-- Start of Data for the task --
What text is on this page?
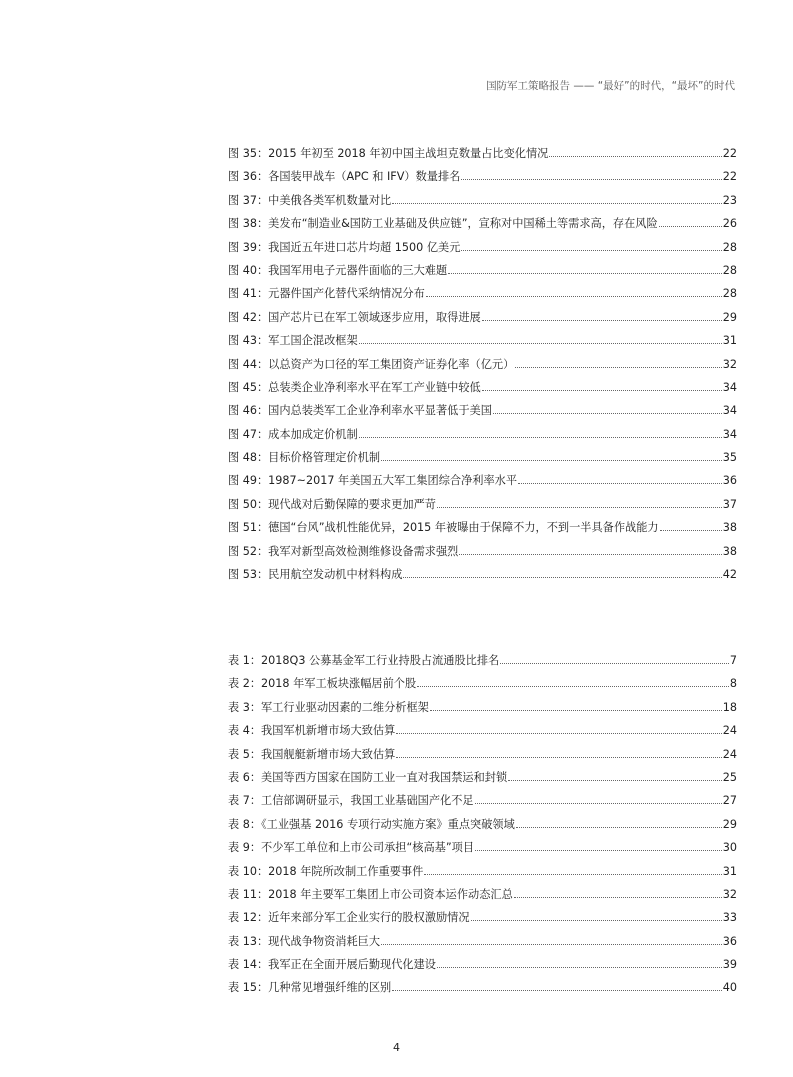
国防军工策略报告 —— “最好”的时代，“最坏”的时代
图 35：2015 年初至 2018 年初中国主战坦克数量占比变化情况	22
图 36：各国装甲战车（APC 和 IFV）数量排名	22
图 37：中美俄各类军机数量对比	23
图 38：美发布“制造业&国防工业基础及供应链”，宣称对中国稀土等需求高，存在风险	26
图 39：我国近五年进口芯片均超 1500 亿美元	28
图 40：我国军用电子元器件面临的三大难题	28
图 41：元器件国产化替代采纳情况分布	28
图 42：国产芯片已在军工领域逐步应用，取得进展	29
图 43：军工国企混改框架	31
图 44：以总资产为口径的军工集团资产证券化率（亿元）	32
图 45：总装类企业净利率水平在军工产业链中较低	34
图 46：国内总装类军工企业净利率水平显著低于美国	34
图 47：成本加成定价机制	34
图 48：目标价格管理定价机制	35
图 49：1987~2017 年美国五大军工集团综合净利率水平	36
图 50：现代战对后勤保障的要求更加严苛	37
图 51：德国“台风”战机性能优异，2015 年被曝由于保障不力，不到一半具备作战能力	38
图 52：我军对新型高效检测维修设备需求强烈	38
图 53：民用航空发动机中材料构成	42
表 1：2018Q3 公募基金军工行业持股占流通股比排名	7
表 2：2018 年军工板块涨幅居前个股	8
表 3：军工行业驱动因素的二维分析框架	18
表 4：我国军机新增市场大致估算	24
表 5：我国舰艇新增市场大致估算	24
表 6：美国等西方国家在国防工业一直对我国禁运和封锁	25
表 7：工信部调研显示，我国工业基础国产化不足	27
表 8：《工业强基 2016 专项行动实施方案》重点突破领域	29
表 9：不少军工单位和上市公司承担“核高基”项目	30
表 10：2018 年院所改制工作重要事件	31
表 11：2018 年主要军工集团上市公司资本运作动态汇总	32
表 12：近年来部分军工企业实行的股权激励情况	33
表 13：现代战争物资消耗巨大	36
表 14：我军正在全面开展后勤现代化建设	39
表 15：几种常见增强纤维的区别	40
4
-- End of Data for the task --
> **Given task**
Each entry gets copied exactly; the pictures stay out.

> **Answer to this exercise**
What text is on this page?
国防军工策略报告 —— “最好”的时代，“最坏”的时代
图 35：2015 年初至 2018 年初中国主战坦克数量占比变化情况	22
图 36：各国装甲战车（APC 和 IFV）数量排名	22
图 37：中美俄各类军机数量对比	23
图 38：美发布“制造业&国防工业基础及供应链”，宣称对中国稀土等需求高，存在风险	26
图 39：我国近五年进口芯片均超 1500 亿美元	28
图 40：我国军用电子元器件面临的三大难题	28
图 41：元器件国产化替代采纳情况分布	28
图 42：国产芯片已在军工领域逐步应用，取得进展	29
图 43：军工国企混改框架	31
图 44：以总资产为口径的军工集团资产证券化率（亿元）	32
图 45：总装类企业净利率水平在军工产业链中较低	34
图 46：国内总装类军工企业净利率水平显著低于美国	34
图 47：成本加成定价机制	34
图 48：目标价格管理定价机制	35
图 49：1987~2017 年美国五大军工集团综合净利率水平	36
图 50：现代战对后勤保障的要求更加严苛	37
图 51：德国“台风”战机性能优异，2015 年被曝由于保障不力，不到一半具备作战能力	38
图 52：我军对新型高效检测维修设备需求强烈	38
图 53：民用航空发动机中材料构成	42
表 1：2018Q3 公募基金军工行业持股占流通股比排名	7
表 2：2018 年军工板块涨幅居前个股	8
表 3：军工行业驱动因素的二维分析框架	18
表 4：我国军机新增市场大致估算	24
表 5：我国舰艇新增市场大致估算	24
表 6：美国等西方国家在国防工业一直对我国禁运和封锁	25
表 7：工信部调研显示，我国工业基础国产化不足	27
表 8：《工业强基 2016 专项行动实施方案》重点突破领域	29
表 9：不少军工单位和上市公司承担“核高基”项目	30
表 10：2018 年院所改制工作重要事件	31
表 11：2018 年主要军工集团上市公司资本运作动态汇总	32
表 12：近年来部分军工企业实行的股权激励情况	33
表 13：现代战争物资消耗巨大	36
表 14：我军正在全面开展后勤现代化建设	39
表 15：几种常见增强纤维的区别	40
4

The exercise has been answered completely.